↓
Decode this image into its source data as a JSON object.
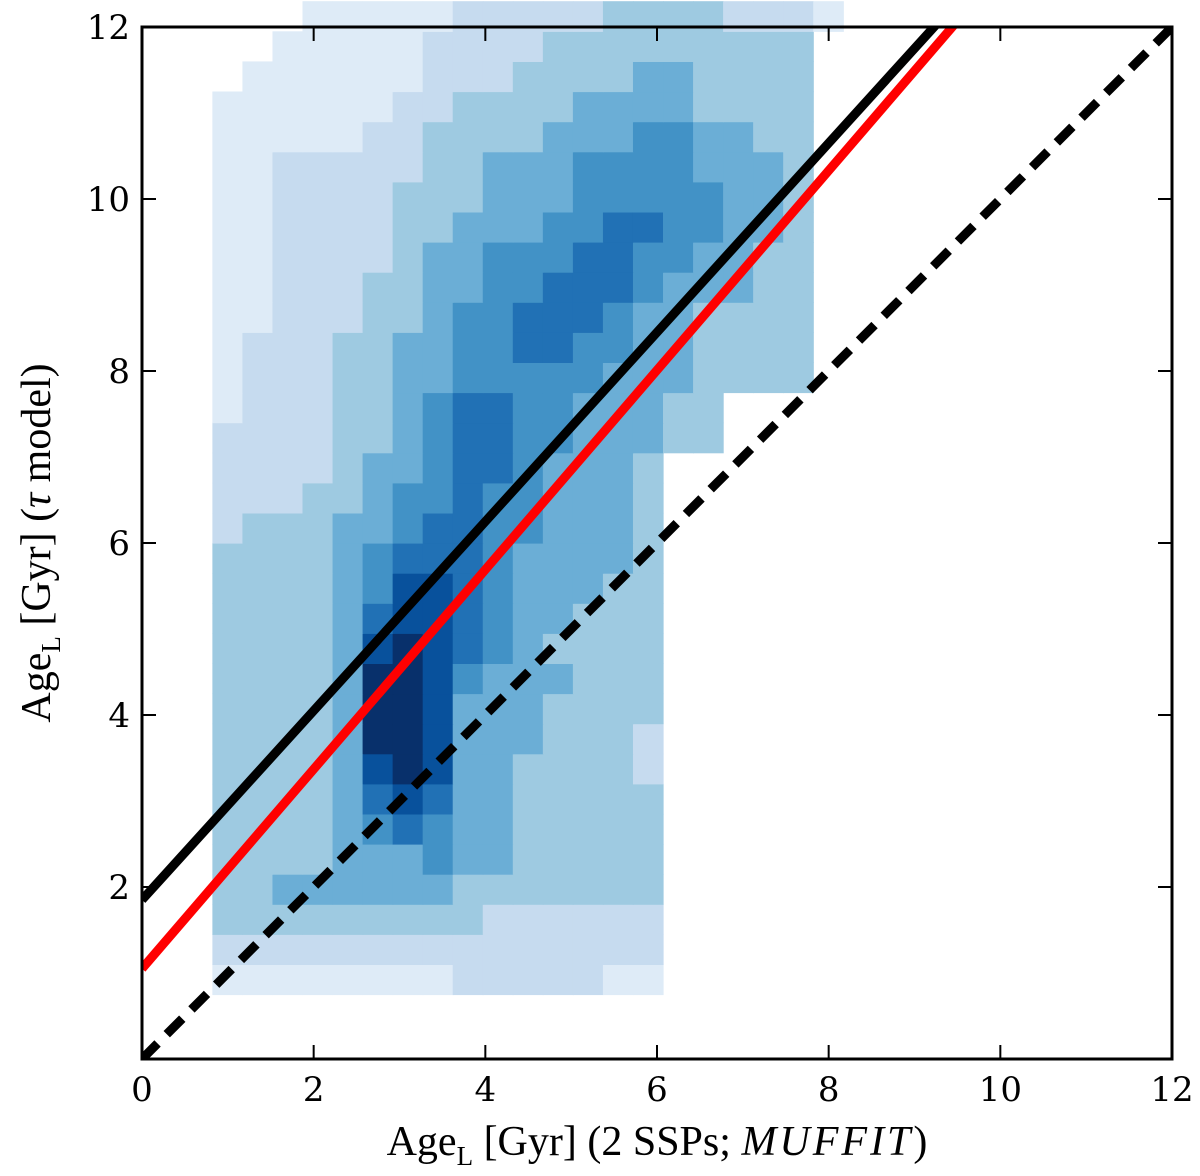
{
  "chart_data": {
    "type": "heatmap",
    "title": "",
    "xlabel": {
      "main": "Age",
      "sub": "L",
      "rest": " [Gyr] (2 SSPs; ",
      "italic": "MUFFIT",
      "end": ")"
    },
    "ylabel": {
      "main": "Age",
      "sub": "L",
      "rest": " [Gyr] (",
      "symbol": "τ",
      "end": " model)"
    },
    "xlim": [
      0,
      12
    ],
    "ylim": [
      0,
      12
    ],
    "xticks": [
      "0",
      "2",
      "4",
      "6",
      "8",
      "10",
      "12"
    ],
    "yticks": [
      "2",
      "4",
      "6",
      "8",
      "10",
      "12"
    ],
    "bin_size": 0.35,
    "bins_x_start": 0.82,
    "bins_y_start": 0.75,
    "colormap": [
      "#f7fbff",
      "#deebf7",
      "#c6dbef",
      "#9ecae1",
      "#6baed6",
      "#4292c6",
      "#2171b5",
      "#08519c",
      "#08306b"
    ],
    "density_rows_from_bottom": [
      "111111112222211      ",
      "222222222222222      ",
      "333333333222222      ",
      "334444443333333      ",
      "333344454433333      ",
      "333345654433333      ",
      "333346764433333      ",
      "333347974433332      ",
      "333348874443332      ",
      "333348874443333      ",
      "333348875444333      ",
      "333347876543333      ",
      "333346776544333      ",
      "333345776544433      ",
      "333345666544443      ",
      "233344566554443      ",
      "222334556554443      ",
      "222234456654443      ",
      "22223345665544433    ",
      "12223345665544433    ",
      "12223344555554443333 ",
      "12223344556655443333 ",
      "11222334556665443333 ",
      "11222334455666544433 ",
      "11222234455566554433 ",
      "11222233444556655443 ",
      "11222233344455555443 ",
      "11222223344455554443 ",
      "11111223333444554433 ",
      "11111122333344443333 ",
      " 1111112223333443333 ",
      "  111112222333333333 ",
      "   111112222233332221"
    ],
    "series": [
      {
        "type": "line",
        "style": "solid",
        "color": "#000000",
        "intercept": 1.85,
        "slope": 1.1
      },
      {
        "type": "line",
        "style": "solid",
        "color": "#ff0000",
        "intercept": 1.05,
        "slope": 1.16
      },
      {
        "type": "line",
        "style": "dashed",
        "color": "#000000",
        "intercept": 0.0,
        "slope": 1.0
      }
    ]
  }
}
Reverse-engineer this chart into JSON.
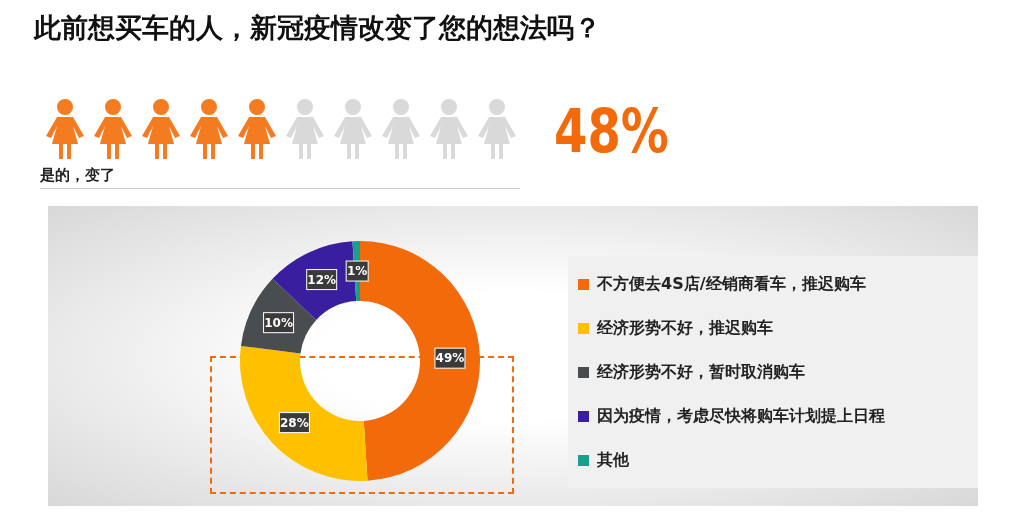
{
  "chart_data": {
    "type": "donut",
    "title": "此前想买车的人，新冠疫情改变了您的想法吗？",
    "categories": [
      "不方便去4S店/经销商看车，推迟购车",
      "经济形势不好，推迟购车",
      "经济形势不好，暂时取消购车",
      "因为疫情，考虑尽快将购车计划提上日程",
      "其他"
    ],
    "values": [
      49,
      28,
      10,
      12,
      1
    ],
    "colors": [
      "#f26a0a",
      "#ffc000",
      "#4a4d50",
      "#3a1ea0",
      "#17a08c"
    ],
    "value_labels": [
      "49%",
      "28%",
      "10%",
      "12%",
      "1%"
    ],
    "legend": "right",
    "annotations": [
      "48%",
      "是的，变了"
    ]
  }
}
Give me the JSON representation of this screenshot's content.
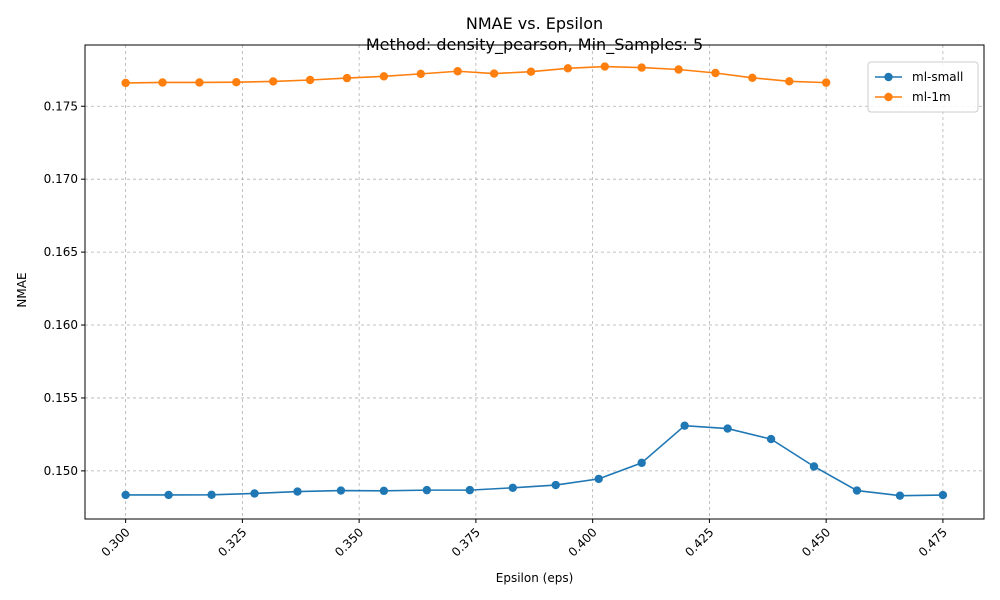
↑
§ WHAT IS EXPECTED
Work through the data and report how many of its lines hold the word "this", giving only the figure.

§ TASK SOLUTION
3